### Exercise instructions
Extract the lines that carry the string "Управление" from the listing.

### Provided records
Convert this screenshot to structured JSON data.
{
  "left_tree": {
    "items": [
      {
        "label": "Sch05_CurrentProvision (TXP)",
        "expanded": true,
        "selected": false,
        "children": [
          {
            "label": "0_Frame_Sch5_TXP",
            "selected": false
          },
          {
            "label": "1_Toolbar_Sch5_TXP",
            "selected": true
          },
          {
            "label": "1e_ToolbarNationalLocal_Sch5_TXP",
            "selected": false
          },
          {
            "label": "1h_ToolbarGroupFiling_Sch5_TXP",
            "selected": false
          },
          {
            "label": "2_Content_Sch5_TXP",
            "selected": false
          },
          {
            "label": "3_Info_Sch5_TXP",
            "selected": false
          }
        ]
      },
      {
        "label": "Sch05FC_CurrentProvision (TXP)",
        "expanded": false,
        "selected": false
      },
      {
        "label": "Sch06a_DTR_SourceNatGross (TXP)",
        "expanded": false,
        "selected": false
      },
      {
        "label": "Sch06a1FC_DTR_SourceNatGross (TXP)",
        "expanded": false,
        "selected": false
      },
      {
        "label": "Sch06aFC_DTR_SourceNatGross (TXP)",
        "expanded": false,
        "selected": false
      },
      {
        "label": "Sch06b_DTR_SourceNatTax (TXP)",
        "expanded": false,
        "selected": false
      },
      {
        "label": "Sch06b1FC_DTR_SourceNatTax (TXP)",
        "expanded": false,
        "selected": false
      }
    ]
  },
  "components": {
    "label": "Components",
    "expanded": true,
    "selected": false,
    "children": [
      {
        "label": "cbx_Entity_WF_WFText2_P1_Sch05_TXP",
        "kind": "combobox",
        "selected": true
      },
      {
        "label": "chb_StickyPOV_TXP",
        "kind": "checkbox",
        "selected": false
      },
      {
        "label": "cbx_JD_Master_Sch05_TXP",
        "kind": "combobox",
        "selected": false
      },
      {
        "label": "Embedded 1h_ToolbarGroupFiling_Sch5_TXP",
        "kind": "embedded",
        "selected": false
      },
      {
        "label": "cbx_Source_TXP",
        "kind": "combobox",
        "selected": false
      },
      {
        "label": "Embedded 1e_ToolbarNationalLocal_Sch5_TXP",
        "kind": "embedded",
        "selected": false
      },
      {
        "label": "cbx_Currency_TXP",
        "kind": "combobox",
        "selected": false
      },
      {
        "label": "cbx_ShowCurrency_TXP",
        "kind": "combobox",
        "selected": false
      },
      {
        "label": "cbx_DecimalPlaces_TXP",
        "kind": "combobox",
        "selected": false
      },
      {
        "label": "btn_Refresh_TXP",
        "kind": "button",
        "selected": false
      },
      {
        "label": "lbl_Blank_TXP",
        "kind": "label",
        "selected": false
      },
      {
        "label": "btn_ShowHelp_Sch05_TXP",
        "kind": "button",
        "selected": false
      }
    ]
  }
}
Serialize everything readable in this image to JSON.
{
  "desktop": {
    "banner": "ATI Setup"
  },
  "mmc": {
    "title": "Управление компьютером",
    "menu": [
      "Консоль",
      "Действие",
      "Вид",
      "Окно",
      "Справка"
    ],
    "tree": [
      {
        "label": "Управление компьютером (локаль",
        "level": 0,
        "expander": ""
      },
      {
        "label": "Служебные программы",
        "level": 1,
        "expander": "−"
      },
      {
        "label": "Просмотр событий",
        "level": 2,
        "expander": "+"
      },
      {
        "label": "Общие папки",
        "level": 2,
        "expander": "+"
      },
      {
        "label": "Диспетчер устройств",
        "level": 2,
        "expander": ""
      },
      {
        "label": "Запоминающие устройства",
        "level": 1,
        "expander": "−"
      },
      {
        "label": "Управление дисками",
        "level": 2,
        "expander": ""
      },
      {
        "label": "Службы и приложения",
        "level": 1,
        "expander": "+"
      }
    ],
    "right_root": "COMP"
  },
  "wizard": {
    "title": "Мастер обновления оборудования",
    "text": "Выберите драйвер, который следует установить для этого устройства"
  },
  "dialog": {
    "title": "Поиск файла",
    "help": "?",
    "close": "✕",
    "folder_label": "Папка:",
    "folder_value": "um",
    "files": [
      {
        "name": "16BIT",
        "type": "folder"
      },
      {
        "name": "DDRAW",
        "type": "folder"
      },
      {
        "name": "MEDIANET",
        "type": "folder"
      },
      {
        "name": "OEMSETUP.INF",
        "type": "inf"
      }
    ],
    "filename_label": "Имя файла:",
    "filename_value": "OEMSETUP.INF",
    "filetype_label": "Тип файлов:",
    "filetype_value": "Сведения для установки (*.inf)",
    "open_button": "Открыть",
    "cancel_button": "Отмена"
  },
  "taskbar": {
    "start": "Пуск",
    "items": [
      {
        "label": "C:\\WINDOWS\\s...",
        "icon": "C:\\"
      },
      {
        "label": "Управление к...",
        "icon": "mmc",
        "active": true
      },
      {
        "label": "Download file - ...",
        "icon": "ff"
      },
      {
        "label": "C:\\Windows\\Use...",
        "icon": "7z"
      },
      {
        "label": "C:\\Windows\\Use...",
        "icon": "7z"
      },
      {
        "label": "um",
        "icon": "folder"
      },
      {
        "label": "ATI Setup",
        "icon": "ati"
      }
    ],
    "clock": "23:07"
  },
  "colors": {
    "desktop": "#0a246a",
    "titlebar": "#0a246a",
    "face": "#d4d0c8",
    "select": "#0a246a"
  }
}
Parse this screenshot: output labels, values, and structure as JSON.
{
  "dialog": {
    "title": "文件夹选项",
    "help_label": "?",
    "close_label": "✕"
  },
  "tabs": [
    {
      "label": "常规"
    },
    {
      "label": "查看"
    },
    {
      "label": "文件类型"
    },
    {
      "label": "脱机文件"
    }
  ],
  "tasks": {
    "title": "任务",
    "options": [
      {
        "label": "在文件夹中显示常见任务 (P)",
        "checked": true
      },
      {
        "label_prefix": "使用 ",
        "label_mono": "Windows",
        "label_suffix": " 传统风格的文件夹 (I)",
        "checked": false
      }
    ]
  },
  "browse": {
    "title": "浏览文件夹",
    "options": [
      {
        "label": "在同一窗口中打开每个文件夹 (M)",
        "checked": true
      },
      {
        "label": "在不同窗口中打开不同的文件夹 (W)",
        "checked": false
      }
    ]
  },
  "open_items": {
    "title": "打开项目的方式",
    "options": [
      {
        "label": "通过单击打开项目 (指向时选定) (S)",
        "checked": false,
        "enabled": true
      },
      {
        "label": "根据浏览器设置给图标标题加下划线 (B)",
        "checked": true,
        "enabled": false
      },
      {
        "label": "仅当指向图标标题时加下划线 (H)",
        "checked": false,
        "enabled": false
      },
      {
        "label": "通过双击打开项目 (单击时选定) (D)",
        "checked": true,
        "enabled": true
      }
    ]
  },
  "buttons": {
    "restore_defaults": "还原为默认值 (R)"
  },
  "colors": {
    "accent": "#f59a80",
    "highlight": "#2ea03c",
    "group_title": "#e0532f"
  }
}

### Exercise solution
    "title": "Управление компьютером",
        "label": "Управление компьютером (локаль",
        "label": "Управление дисками",
        "label": "Управление к...",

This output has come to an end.